▶ _Short task_
Where a line in the listing contains the string "Server", copy that line out.
-.-.-
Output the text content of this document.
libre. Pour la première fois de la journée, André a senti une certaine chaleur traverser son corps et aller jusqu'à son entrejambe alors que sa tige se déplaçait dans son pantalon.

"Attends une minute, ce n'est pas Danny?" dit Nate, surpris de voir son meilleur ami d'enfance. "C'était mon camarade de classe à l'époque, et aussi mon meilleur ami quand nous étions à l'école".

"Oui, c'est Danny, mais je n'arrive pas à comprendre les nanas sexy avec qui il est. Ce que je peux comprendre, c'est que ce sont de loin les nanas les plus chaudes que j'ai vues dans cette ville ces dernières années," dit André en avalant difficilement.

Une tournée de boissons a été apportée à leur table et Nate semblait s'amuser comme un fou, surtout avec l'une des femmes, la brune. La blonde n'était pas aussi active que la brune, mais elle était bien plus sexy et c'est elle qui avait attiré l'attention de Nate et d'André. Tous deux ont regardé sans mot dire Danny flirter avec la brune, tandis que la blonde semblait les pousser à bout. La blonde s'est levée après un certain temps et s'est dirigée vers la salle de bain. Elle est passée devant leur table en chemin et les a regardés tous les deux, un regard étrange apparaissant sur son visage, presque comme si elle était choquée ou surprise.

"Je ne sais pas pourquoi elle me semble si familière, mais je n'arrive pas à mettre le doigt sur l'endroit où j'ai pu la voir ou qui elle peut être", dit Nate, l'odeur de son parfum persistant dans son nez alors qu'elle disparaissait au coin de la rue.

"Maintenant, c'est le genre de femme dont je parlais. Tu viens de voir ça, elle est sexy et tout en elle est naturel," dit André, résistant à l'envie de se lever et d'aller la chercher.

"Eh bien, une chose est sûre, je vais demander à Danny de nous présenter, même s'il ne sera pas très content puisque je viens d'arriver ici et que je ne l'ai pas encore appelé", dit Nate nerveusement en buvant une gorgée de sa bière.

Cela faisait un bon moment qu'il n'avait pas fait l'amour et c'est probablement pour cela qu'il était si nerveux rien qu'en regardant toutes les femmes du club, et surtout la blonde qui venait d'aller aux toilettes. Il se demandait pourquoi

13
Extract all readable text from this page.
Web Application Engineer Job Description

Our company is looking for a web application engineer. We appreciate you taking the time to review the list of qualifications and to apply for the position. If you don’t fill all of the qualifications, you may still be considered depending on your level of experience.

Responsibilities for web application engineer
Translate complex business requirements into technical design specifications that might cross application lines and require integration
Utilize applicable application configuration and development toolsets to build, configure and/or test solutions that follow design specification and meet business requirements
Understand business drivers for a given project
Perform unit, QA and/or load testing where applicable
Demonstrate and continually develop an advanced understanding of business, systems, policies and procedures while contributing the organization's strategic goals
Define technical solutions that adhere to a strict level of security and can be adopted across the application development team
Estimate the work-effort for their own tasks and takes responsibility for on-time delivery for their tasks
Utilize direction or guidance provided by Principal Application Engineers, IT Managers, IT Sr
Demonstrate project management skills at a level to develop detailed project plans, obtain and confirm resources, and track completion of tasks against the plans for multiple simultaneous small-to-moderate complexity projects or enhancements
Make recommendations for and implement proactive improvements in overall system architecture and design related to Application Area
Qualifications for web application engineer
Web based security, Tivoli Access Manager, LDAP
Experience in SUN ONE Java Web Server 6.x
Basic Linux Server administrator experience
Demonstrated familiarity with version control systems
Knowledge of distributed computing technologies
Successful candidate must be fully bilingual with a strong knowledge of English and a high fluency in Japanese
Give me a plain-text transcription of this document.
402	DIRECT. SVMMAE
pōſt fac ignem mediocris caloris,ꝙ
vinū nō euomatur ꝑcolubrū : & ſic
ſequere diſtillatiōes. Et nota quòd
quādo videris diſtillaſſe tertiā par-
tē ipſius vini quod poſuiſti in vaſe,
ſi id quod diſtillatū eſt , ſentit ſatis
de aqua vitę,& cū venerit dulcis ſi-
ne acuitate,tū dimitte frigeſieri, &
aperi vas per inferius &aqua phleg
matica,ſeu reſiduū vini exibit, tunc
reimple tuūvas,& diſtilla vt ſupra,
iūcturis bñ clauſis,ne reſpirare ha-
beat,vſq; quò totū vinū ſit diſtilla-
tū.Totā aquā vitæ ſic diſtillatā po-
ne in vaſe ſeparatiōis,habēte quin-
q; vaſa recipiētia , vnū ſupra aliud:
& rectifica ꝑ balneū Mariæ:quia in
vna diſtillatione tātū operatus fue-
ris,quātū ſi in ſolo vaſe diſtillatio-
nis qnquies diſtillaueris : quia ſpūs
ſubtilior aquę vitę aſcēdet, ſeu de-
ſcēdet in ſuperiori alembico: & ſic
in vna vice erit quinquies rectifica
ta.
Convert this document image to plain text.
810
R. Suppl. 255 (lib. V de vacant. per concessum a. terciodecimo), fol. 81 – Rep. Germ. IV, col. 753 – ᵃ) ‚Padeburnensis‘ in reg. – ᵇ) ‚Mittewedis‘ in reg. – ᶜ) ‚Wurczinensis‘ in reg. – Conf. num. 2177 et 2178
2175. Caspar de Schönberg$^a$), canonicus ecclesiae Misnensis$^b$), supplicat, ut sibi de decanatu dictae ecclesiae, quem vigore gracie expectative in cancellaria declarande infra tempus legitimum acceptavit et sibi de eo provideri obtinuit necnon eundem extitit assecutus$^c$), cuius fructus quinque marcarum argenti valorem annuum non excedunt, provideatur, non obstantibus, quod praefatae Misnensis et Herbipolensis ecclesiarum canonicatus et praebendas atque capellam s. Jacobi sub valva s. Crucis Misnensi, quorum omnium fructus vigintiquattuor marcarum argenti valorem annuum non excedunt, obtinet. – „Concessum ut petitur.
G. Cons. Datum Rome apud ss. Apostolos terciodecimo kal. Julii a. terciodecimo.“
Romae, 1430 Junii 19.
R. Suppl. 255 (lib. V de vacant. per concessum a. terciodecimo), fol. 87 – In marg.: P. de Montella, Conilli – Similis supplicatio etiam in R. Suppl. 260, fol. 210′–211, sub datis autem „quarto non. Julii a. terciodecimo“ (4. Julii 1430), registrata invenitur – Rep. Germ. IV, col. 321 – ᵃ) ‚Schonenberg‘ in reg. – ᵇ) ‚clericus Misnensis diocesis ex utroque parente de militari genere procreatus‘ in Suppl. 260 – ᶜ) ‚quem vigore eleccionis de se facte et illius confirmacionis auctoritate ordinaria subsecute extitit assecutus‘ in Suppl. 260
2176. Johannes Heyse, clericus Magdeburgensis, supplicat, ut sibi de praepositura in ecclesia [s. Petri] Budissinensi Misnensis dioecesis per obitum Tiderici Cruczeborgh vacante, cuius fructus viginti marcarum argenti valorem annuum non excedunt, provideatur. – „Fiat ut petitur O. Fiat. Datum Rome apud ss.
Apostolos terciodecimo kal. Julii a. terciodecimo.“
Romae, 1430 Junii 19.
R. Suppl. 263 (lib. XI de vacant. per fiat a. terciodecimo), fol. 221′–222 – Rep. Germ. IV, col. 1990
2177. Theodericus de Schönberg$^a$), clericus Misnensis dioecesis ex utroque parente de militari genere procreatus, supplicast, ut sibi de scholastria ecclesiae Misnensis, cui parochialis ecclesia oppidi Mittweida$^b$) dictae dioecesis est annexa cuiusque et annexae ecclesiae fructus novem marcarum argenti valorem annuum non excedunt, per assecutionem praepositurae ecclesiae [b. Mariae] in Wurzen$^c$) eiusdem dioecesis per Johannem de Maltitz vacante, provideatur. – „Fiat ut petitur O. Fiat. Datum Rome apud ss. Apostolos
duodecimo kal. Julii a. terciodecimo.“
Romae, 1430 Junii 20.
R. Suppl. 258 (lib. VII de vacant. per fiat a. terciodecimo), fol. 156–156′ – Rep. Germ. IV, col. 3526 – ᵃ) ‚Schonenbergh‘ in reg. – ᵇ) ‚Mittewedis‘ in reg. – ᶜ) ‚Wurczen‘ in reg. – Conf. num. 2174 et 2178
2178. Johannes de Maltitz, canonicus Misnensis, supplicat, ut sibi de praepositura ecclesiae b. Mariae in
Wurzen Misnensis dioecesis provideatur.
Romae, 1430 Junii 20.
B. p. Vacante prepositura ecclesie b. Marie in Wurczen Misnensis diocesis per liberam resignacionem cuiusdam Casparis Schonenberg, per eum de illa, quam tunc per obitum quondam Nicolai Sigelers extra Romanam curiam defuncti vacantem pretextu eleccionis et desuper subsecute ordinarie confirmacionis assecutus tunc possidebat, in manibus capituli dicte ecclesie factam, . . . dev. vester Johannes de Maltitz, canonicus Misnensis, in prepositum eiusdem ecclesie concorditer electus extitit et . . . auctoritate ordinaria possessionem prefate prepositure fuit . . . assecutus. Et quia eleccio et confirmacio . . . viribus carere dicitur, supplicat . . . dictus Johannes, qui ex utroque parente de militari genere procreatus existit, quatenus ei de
-.-.-
▶ _Output for this task_
Experience in SUN ONE Java Web Server 6.x
Basic Linux Server administrator experience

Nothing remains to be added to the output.